§ **What you have to do**: Each line below should be quoted exactly, please.

§ **Listed entries**:
— BEGIN —

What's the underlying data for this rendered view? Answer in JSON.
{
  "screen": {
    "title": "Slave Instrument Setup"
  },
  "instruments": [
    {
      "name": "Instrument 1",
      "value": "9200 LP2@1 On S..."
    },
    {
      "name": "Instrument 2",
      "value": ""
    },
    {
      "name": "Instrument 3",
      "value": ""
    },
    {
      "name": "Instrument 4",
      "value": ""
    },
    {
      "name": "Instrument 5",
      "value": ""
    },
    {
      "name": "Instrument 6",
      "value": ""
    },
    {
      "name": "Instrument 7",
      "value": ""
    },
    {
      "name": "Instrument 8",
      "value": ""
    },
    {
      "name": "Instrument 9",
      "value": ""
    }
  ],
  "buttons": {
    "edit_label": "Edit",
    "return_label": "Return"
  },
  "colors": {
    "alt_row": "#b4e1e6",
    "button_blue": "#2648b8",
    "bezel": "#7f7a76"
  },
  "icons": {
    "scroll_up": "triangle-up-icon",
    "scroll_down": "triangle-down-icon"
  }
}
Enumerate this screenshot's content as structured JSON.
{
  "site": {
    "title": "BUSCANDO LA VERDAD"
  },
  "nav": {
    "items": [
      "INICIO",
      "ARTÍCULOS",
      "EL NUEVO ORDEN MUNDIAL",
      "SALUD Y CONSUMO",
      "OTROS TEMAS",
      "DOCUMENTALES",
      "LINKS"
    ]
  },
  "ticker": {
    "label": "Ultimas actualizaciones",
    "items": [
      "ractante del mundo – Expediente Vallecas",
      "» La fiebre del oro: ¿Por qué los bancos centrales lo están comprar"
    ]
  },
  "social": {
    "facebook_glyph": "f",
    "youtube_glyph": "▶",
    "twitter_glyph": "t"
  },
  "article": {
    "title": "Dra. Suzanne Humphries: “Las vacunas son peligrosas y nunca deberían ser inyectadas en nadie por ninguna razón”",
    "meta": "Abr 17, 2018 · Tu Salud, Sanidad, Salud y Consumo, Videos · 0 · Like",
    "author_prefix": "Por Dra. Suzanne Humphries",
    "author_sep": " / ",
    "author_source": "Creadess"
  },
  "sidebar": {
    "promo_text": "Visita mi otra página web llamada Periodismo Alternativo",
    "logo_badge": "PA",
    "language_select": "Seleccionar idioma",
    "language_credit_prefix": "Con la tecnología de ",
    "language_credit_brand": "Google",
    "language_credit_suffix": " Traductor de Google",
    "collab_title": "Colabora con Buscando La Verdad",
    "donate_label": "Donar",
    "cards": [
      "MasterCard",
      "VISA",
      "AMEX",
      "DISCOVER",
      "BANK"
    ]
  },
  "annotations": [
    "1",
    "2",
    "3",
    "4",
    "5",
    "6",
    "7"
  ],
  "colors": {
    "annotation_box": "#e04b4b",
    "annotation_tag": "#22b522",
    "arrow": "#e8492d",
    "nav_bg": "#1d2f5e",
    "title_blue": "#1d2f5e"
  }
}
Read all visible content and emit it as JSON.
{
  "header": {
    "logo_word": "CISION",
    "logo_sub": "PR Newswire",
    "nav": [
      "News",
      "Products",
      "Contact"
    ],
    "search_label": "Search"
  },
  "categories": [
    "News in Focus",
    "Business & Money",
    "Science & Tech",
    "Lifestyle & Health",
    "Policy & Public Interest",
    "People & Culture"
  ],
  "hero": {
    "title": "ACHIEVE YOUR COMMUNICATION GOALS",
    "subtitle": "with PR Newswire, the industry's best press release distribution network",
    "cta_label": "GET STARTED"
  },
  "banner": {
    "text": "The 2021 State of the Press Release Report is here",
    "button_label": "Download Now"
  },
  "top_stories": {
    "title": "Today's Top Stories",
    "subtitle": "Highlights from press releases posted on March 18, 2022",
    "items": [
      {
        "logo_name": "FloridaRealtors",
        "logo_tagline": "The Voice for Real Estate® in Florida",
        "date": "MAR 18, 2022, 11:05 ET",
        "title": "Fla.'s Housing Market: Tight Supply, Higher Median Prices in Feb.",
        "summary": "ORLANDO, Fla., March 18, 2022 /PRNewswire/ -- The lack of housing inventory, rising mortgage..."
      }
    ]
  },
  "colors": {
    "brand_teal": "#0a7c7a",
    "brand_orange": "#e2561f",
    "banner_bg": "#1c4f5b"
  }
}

— END —

§ **Answer to this exercise**:
What's the underlying data for this rendered view? Answer in JSON.
{
  "screen": {
    "title": "Slave Instrument Setup"
  },
  "instruments": [
    {
      "name": "Instrument 1",
      "value": "9200 LP2@1 On S..."
    },
    {
      "name": "Instrument 2",
      "value": ""
    },
    {
      "name": "Instrument 3",
      "value": ""
    },
    {
      "name": "Instrument 4",
      "value": ""
    },
    {
      "name": "Instrument 5",
      "value": ""
    },
    {
      "name": "Instrument 6",
      "value": ""
    },
    {
      "name": "Instrument 7",
      "value": ""
    },
    {
      "name": "Instrument 8",
      "value": ""
    },
    {
      "name": "Instrument 9",
      "value": ""
    }
  ],
  "buttons": {
    "edit_label": "Edit",
    "return_label": "Return"
  },
  "colors": {
    "alt_row": "#b4e1e6",
    "button_blue": "#2648b8",
    "bezel": "#7f7a76"
  },
  "icons": {
    "scroll_up": "triangle-up-icon",
    "scroll_down": "triangle-down-icon"
  }
}
Enumerate this screenshot's content as structured JSON.
{
  "site": {
    "title": "BUSCANDO LA VERDAD"
  },
  "nav": {
    "items": [
      "INICIO",
      "ARTÍCULOS",
      "EL NUEVO ORDEN MUNDIAL",
      "SALUD Y CONSUMO",
      "OTROS TEMAS",
      "DOCUMENTALES",
      "LINKS"
    ]
  },
  "ticker": {
    "label": "Ultimas actualizaciones",
    "items": [
      "ractante del mundo – Expediente Vallecas",
      "» La fiebre del oro: ¿Por qué los bancos centrales lo están comprar"
    ]
  },
  "social": {
    "facebook_glyph": "f",
    "youtube_glyph": "▶",
    "twitter_glyph": "t"
  },
  "article": {
    "title": "Dra. Suzanne Humphries: “Las vacunas son peligrosas y nunca deberían ser inyectadas en nadie por ninguna razón”",
    "meta": "Abr 17, 2018 · Tu Salud, Sanidad, Salud y Consumo, Videos · 0 · Like",
    "author_prefix": "Por Dra. Suzanne Humphries",
    "author_sep": " / ",
    "author_source": "Creadess"
  },
  "sidebar": {
    "promo_text": "Visita mi otra página web llamada Periodismo Alternativo",
    "logo_badge": "PA",
    "language_select": "Seleccionar idioma",
    "language_credit_prefix": "Con la tecnología de ",
    "language_credit_brand": "Google",
    "language_credit_suffix": " Traductor de Google",
    "collab_title": "Colabora con Buscando La Verdad",
    "donate_label": "Donar",
    "cards": [
      "MasterCard",
      "VISA",
      "AMEX",
      "DISCOVER",
      "BANK"
    ]
  },
  "annotations": [
    "1",
    "2",
    "3",
    "4",
    "5",
    "6",
    "7"
  ],
  "colors": {
    "annotation_box": "#e04b4b",
    "annotation_tag": "#22b522",
    "arrow": "#e8492d",
    "nav_bg": "#1d2f5e",
    "title_blue": "#1d2f5e"
  }
}
Read all visible content and emit it as JSON.
{
  "header": {
    "logo_word": "CISION",
    "logo_sub": "PR Newswire",
    "nav": [
      "News",
      "Products",
      "Contact"
    ],
    "search_label": "Search"
  },
  "categories": [
    "News in Focus",
    "Business & Money",
    "Science & Tech",
    "Lifestyle & Health",
    "Policy & Public Interest",
    "People & Culture"
  ],
  "hero": {
    "title": "ACHIEVE YOUR COMMUNICATION GOALS",
    "subtitle": "with PR Newswire, the industry's best press release distribution network",
    "cta_label": "GET STARTED"
  },
  "banner": {
    "text": "The 2021 State of the Press Release Report is here",
    "button_label": "Download Now"
  },
  "top_stories": {
    "title": "Today's Top Stories",
    "subtitle": "Highlights from press releases posted on March 18, 2022",
    "items": [
      {
        "logo_name": "FloridaRealtors",
        "logo_tagline": "The Voice for Real Estate® in Florida",
        "date": "MAR 18, 2022, 11:05 ET",
        "title": "Fla.'s Housing Market: Tight Supply, Higher Median Prices in Feb.",
        "summary": "ORLANDO, Fla., March 18, 2022 /PRNewswire/ -- The lack of housing inventory, rising mortgage..."
      }
    ]
  },
  "colors": {
    "brand_teal": "#0a7c7a",
    "brand_orange": "#e2561f",
    "banner_bg": "#1c4f5b"
  }
}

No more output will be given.